══ Records for the exercise ══

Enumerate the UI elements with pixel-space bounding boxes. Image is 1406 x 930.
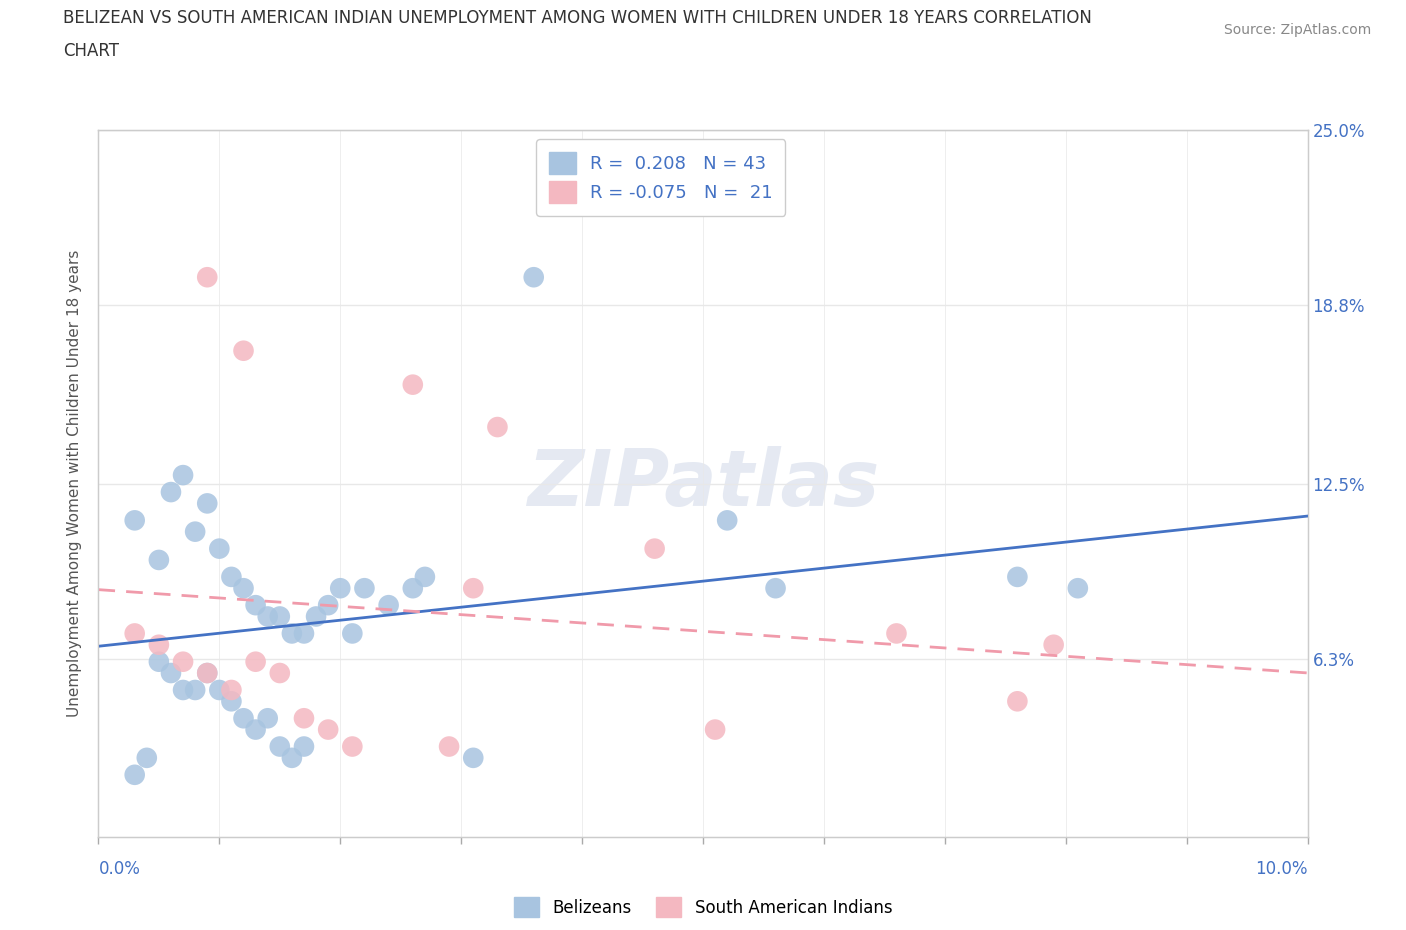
Text: Source: ZipAtlas.com: Source: ZipAtlas.com [1223, 23, 1371, 37]
Point [704, 722, 727, 737]
Point [245, 598, 267, 613]
Point [269, 739, 291, 754]
Point [245, 722, 267, 737]
Point [1042, 637, 1064, 652]
Point [886, 626, 908, 641]
Point [316, 598, 339, 613]
Point [353, 580, 375, 595]
Point [1007, 569, 1029, 584]
Point [644, 541, 666, 556]
Point [160, 485, 183, 499]
Point [316, 722, 339, 737]
Point [148, 637, 170, 652]
Point [232, 343, 254, 358]
Text: CHART: CHART [63, 42, 120, 60]
Point [195, 496, 218, 511]
Point [1067, 580, 1090, 595]
Point [195, 666, 218, 681]
Point [208, 683, 231, 698]
Text: BELIZEAN VS SOUTH AMERICAN INDIAN UNEMPLOYMENT AMONG WOMEN WITH CHILDREN UNDER 1: BELIZEAN VS SOUTH AMERICAN INDIAN UNEMPL… [63, 9, 1092, 27]
Point [221, 694, 243, 709]
Text: 10.0%: 10.0% [1256, 860, 1308, 878]
Point [377, 598, 399, 613]
Point [124, 626, 146, 641]
Point [281, 626, 304, 641]
Text: ZIPatlas: ZIPatlas [527, 445, 879, 522]
Point [172, 683, 194, 698]
Point [160, 666, 183, 681]
Point [523, 270, 546, 285]
Point [124, 513, 146, 528]
Point [463, 751, 485, 765]
Point [256, 711, 278, 725]
Point [221, 683, 243, 698]
Point [148, 552, 170, 567]
Point [135, 751, 157, 765]
Point [172, 468, 194, 483]
Point [413, 569, 436, 584]
Point [256, 609, 278, 624]
Point [486, 419, 509, 434]
Point [245, 655, 267, 670]
Point [765, 580, 787, 595]
Point [208, 541, 231, 556]
Point [269, 666, 291, 681]
Point [195, 270, 218, 285]
Point [342, 626, 364, 641]
Point [402, 580, 425, 595]
Point [329, 580, 352, 595]
Point [184, 525, 207, 539]
Point [281, 751, 304, 765]
Point [402, 378, 425, 392]
Point [305, 609, 328, 624]
Point [292, 739, 315, 754]
Point [232, 711, 254, 725]
Point [463, 580, 485, 595]
Point [292, 626, 315, 641]
Point [269, 609, 291, 624]
Point [716, 513, 738, 528]
Point [1007, 694, 1029, 709]
Point [221, 569, 243, 584]
Legend: Belizeans, South American Indians: Belizeans, South American Indians [508, 890, 898, 924]
Point [292, 711, 315, 725]
Point [124, 767, 146, 782]
Point [148, 655, 170, 670]
Y-axis label: Unemployment Among Women with Children Under 18 years: Unemployment Among Women with Children U… [67, 250, 83, 717]
Point [232, 580, 254, 595]
Point [437, 739, 460, 754]
Point [184, 683, 207, 698]
Point [342, 739, 364, 754]
Text: 0.0%: 0.0% [98, 860, 141, 878]
Point [172, 655, 194, 670]
Point [195, 666, 218, 681]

═══

(Task statement):
Switch every "Point" in the material above to "Marker" and write the material out again with nothing else altered. Leave the pictures out.

(Result below):
Enumerate the UI elements with pixel-space bounding boxes. Image is 1406 x 930.
Text: Source: ZipAtlas.com: Source: ZipAtlas.com [1223, 23, 1371, 37]
Marker [704, 722, 727, 737]
Marker [245, 598, 267, 613]
Marker [269, 739, 291, 754]
Marker [245, 722, 267, 737]
Marker [1042, 637, 1064, 652]
Marker [886, 626, 908, 641]
Marker [316, 598, 339, 613]
Marker [353, 580, 375, 595]
Marker [1007, 569, 1029, 584]
Marker [644, 541, 666, 556]
Marker [160, 485, 183, 499]
Marker [316, 722, 339, 737]
Marker [148, 637, 170, 652]
Marker [232, 343, 254, 358]
Text: CHART: CHART [63, 42, 120, 60]
Marker [195, 496, 218, 511]
Marker [1067, 580, 1090, 595]
Marker [195, 666, 218, 681]
Marker [208, 683, 231, 698]
Text: BELIZEAN VS SOUTH AMERICAN INDIAN UNEMPLOYMENT AMONG WOMEN WITH CHILDREN UNDER 1: BELIZEAN VS SOUTH AMERICAN INDIAN UNEMPL… [63, 9, 1092, 27]
Marker [221, 694, 243, 709]
Text: 10.0%: 10.0% [1256, 860, 1308, 878]
Marker [377, 598, 399, 613]
Marker [124, 626, 146, 641]
Marker [281, 626, 304, 641]
Text: ZIPatlas: ZIPatlas [527, 445, 879, 522]
Marker [172, 683, 194, 698]
Marker [160, 666, 183, 681]
Marker [523, 270, 546, 285]
Marker [124, 513, 146, 528]
Marker [463, 751, 485, 765]
Marker [256, 711, 278, 725]
Marker [221, 683, 243, 698]
Marker [148, 552, 170, 567]
Marker [135, 751, 157, 765]
Marker [172, 468, 194, 483]
Marker [413, 569, 436, 584]
Marker [256, 609, 278, 624]
Marker [486, 419, 509, 434]
Marker [245, 655, 267, 670]
Marker [765, 580, 787, 595]
Marker [208, 541, 231, 556]
Marker [269, 666, 291, 681]
Marker [195, 270, 218, 285]
Marker [342, 626, 364, 641]
Marker [402, 580, 425, 595]
Marker [329, 580, 352, 595]
Marker [184, 525, 207, 539]
Marker [281, 751, 304, 765]
Marker [402, 378, 425, 392]
Marker [305, 609, 328, 624]
Marker [292, 739, 315, 754]
Marker [232, 711, 254, 725]
Marker [463, 580, 485, 595]
Marker [292, 626, 315, 641]
Marker [269, 609, 291, 624]
Marker [716, 513, 738, 528]
Marker [1007, 694, 1029, 709]
Marker [221, 569, 243, 584]
Legend: Belizeans, South American Indians: Belizeans, South American Indians [508, 890, 898, 924]
Marker [292, 711, 315, 725]
Marker [124, 767, 146, 782]
Marker [148, 655, 170, 670]
Y-axis label: Unemployment Among Women with Children Under 18 years: Unemployment Among Women with Children U… [67, 250, 83, 717]
Marker [232, 580, 254, 595]
Marker [437, 739, 460, 754]
Marker [184, 683, 207, 698]
Marker [342, 739, 364, 754]
Text: 0.0%: 0.0% [98, 860, 141, 878]
Marker [172, 655, 194, 670]
Marker [195, 666, 218, 681]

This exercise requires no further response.